_Excerpts from a figure dataset_.
--*--

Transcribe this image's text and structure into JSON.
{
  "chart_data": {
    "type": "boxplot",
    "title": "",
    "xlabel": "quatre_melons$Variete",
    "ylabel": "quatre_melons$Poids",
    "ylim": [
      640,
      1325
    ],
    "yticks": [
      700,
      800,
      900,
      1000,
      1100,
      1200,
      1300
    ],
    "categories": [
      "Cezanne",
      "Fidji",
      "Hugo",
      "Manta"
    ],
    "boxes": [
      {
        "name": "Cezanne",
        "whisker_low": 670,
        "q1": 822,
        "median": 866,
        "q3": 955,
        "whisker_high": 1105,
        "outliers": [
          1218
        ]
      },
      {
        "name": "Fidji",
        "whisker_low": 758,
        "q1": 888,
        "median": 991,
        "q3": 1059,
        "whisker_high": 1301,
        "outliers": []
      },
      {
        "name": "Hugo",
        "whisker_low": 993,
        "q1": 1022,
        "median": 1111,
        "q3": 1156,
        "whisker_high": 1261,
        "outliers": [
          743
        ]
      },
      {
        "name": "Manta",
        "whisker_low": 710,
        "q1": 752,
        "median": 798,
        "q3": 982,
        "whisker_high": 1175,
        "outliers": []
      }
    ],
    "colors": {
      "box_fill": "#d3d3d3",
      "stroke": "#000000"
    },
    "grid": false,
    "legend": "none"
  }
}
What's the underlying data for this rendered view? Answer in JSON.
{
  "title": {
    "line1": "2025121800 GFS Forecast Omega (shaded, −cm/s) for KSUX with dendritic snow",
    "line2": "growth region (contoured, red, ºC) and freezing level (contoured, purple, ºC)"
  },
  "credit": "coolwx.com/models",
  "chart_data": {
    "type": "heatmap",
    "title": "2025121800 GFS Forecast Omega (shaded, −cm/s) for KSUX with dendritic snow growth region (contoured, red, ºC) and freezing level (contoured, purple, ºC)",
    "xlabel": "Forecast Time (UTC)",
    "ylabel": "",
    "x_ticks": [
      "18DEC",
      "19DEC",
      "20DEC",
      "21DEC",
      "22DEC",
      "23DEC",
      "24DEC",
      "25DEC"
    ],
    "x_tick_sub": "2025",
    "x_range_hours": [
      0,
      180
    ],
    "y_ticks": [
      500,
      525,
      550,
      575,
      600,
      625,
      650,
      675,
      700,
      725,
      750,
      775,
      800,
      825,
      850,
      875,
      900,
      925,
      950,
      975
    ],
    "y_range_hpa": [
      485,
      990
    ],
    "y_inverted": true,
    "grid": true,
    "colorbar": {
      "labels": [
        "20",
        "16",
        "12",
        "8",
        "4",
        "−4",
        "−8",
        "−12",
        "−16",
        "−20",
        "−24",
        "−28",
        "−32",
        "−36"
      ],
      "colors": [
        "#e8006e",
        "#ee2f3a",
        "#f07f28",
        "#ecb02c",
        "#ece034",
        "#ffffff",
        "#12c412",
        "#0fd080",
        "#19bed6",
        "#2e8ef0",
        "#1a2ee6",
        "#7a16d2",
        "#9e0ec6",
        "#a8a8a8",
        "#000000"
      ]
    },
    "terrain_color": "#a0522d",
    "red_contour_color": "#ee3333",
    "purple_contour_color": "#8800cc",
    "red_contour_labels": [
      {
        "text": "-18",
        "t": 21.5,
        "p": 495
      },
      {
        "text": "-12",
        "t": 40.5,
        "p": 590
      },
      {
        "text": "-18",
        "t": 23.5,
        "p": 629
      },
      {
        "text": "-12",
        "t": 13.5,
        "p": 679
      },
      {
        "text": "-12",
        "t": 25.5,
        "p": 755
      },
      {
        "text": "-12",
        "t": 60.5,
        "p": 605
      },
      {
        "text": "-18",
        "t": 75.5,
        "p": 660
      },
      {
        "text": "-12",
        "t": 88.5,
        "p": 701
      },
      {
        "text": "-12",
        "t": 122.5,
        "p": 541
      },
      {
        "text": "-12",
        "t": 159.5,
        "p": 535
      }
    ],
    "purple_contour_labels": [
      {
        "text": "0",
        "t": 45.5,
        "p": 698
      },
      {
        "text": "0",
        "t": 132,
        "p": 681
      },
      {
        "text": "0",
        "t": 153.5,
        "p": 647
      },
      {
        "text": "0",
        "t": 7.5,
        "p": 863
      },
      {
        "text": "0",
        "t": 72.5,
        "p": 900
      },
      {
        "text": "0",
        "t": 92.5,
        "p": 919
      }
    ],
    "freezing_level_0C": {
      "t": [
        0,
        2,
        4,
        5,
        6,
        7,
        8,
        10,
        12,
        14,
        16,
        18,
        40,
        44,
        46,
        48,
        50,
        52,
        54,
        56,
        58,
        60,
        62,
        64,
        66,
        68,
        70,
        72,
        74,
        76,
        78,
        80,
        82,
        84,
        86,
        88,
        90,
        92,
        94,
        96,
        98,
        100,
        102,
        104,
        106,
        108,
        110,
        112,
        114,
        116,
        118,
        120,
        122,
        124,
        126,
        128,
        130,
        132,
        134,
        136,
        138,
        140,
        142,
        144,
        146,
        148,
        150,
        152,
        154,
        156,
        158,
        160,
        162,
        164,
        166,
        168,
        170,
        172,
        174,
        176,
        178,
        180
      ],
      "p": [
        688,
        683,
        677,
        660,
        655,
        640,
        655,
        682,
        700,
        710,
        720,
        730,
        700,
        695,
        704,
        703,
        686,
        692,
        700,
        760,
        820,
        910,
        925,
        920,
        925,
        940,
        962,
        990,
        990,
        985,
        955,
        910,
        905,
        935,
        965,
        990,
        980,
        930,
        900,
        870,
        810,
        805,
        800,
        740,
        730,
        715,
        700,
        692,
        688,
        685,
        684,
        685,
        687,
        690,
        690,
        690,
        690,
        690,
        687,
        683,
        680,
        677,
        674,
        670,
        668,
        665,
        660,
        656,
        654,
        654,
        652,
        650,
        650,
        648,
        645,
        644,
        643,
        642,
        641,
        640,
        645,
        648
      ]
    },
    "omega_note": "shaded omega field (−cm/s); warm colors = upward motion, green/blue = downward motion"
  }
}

--*--

Write out the material exactly as given.

_Solution to this exercise_.
Transcribe this image's text and structure into JSON.
{
  "chart_data": {
    "type": "boxplot",
    "title": "",
    "xlabel": "quatre_melons$Variete",
    "ylabel": "quatre_melons$Poids",
    "ylim": [
      640,
      1325
    ],
    "yticks": [
      700,
      800,
      900,
      1000,
      1100,
      1200,
      1300
    ],
    "categories": [
      "Cezanne",
      "Fidji",
      "Hugo",
      "Manta"
    ],
    "boxes": [
      {
        "name": "Cezanne",
        "whisker_low": 670,
        "q1": 822,
        "median": 866,
        "q3": 955,
        "whisker_high": 1105,
        "outliers": [
          1218
        ]
      },
      {
        "name": "Fidji",
        "whisker_low": 758,
        "q1": 888,
        "median": 991,
        "q3": 1059,
        "whisker_high": 1301,
        "outliers": []
      },
      {
        "name": "Hugo",
        "whisker_low": 993,
        "q1": 1022,
        "median": 1111,
        "q3": 1156,
        "whisker_high": 1261,
        "outliers": [
          743
        ]
      },
      {
        "name": "Manta",
        "whisker_low": 710,
        "q1": 752,
        "median": 798,
        "q3": 982,
        "whisker_high": 1175,
        "outliers": []
      }
    ],
    "colors": {
      "box_fill": "#d3d3d3",
      "stroke": "#000000"
    },
    "grid": false,
    "legend": "none"
  }
}
What's the underlying data for this rendered view? Answer in JSON.
{
  "title": {
    "line1": "2025121800 GFS Forecast Omega (shaded, −cm/s) for KSUX with dendritic snow",
    "line2": "growth region (contoured, red, ºC) and freezing level (contoured, purple, ºC)"
  },
  "credit": "coolwx.com/models",
  "chart_data": {
    "type": "heatmap",
    "title": "2025121800 GFS Forecast Omega (shaded, −cm/s) for KSUX with dendritic snow growth region (contoured, red, ºC) and freezing level (contoured, purple, ºC)",
    "xlabel": "Forecast Time (UTC)",
    "ylabel": "",
    "x_ticks": [
      "18DEC",
      "19DEC",
      "20DEC",
      "21DEC",
      "22DEC",
      "23DEC",
      "24DEC",
      "25DEC"
    ],
    "x_tick_sub": "2025",
    "x_range_hours": [
      0,
      180
    ],
    "y_ticks": [
      500,
      525,
      550,
      575,
      600,
      625,
      650,
      675,
      700,
      725,
      750,
      775,
      800,
      825,
      850,
      875,
      900,
      925,
      950,
      975
    ],
    "y_range_hpa": [
      485,
      990
    ],
    "y_inverted": true,
    "grid": true,
    "colorbar": {
      "labels": [
        "20",
        "16",
        "12",
        "8",
        "4",
        "−4",
        "−8",
        "−12",
        "−16",
        "−20",
        "−24",
        "−28",
        "−32",
        "−36"
      ],
      "colors": [
        "#e8006e",
        "#ee2f3a",
        "#f07f28",
        "#ecb02c",
        "#ece034",
        "#ffffff",
        "#12c412",
        "#0fd080",
        "#19bed6",
        "#2e8ef0",
        "#1a2ee6",
        "#7a16d2",
        "#9e0ec6",
        "#a8a8a8",
        "#000000"
      ]
    },
    "terrain_color": "#a0522d",
    "red_contour_color": "#ee3333",
    "purple_contour_color": "#8800cc",
    "red_contour_labels": [
      {
        "text": "-18",
        "t": 21.5,
        "p": 495
      },
      {
        "text": "-12",
        "t": 40.5,
        "p": 590
      },
      {
        "text": "-18",
        "t": 23.5,
        "p": 629
      },
      {
        "text": "-12",
        "t": 13.5,
        "p": 679
      },
      {
        "text": "-12",
        "t": 25.5,
        "p": 755
      },
      {
        "text": "-12",
        "t": 60.5,
        "p": 605
      },
      {
        "text": "-18",
        "t": 75.5,
        "p": 660
      },
      {
        "text": "-12",
        "t": 88.5,
        "p": 701
      },
      {
        "text": "-12",
        "t": 122.5,
        "p": 541
      },
      {
        "text": "-12",
        "t": 159.5,
        "p": 535
      }
    ],
    "purple_contour_labels": [
      {
        "text": "0",
        "t": 45.5,
        "p": 698
      },
      {
        "text": "0",
        "t": 132,
        "p": 681
      },
      {
        "text": "0",
        "t": 153.5,
        "p": 647
      },
      {
        "text": "0",
        "t": 7.5,
        "p": 863
      },
      {
        "text": "0",
        "t": 72.5,
        "p": 900
      },
      {
        "text": "0",
        "t": 92.5,
        "p": 919
      }
    ],
    "freezing_level_0C": {
      "t": [
        0,
        2,
        4,
        5,
        6,
        7,
        8,
        10,
        12,
        14,
        16,
        18,
        40,
        44,
        46,
        48,
        50,
        52,
        54,
        56,
        58,
        60,
        62,
        64,
        66,
        68,
        70,
        72,
        74,
        76,
        78,
        80,
        82,
        84,
        86,
        88,
        90,
        92,
        94,
        96,
        98,
        100,
        102,
        104,
        106,
        108,
        110,
        112,
        114,
        116,
        118,
        120,
        122,
        124,
        126,
        128,
        130,
        132,
        134,
        136,
        138,
        140,
        142,
        144,
        146,
        148,
        150,
        152,
        154,
        156,
        158,
        160,
        162,
        164,
        166,
        168,
        170,
        172,
        174,
        176,
        178,
        180
      ],
      "p": [
        688,
        683,
        677,
        660,
        655,
        640,
        655,
        682,
        700,
        710,
        720,
        730,
        700,
        695,
        704,
        703,
        686,
        692,
        700,
        760,
        820,
        910,
        925,
        920,
        925,
        940,
        962,
        990,
        990,
        985,
        955,
        910,
        905,
        935,
        965,
        990,
        980,
        930,
        900,
        870,
        810,
        805,
        800,
        740,
        730,
        715,
        700,
        692,
        688,
        685,
        684,
        685,
        687,
        690,
        690,
        690,
        690,
        690,
        687,
        683,
        680,
        677,
        674,
        670,
        668,
        665,
        660,
        656,
        654,
        654,
        652,
        650,
        650,
        648,
        645,
        644,
        643,
        642,
        641,
        640,
        645,
        648
      ]
    },
    "omega_note": "shaded omega field (−cm/s); warm colors = upward motion, green/blue = downward motion"
  }
}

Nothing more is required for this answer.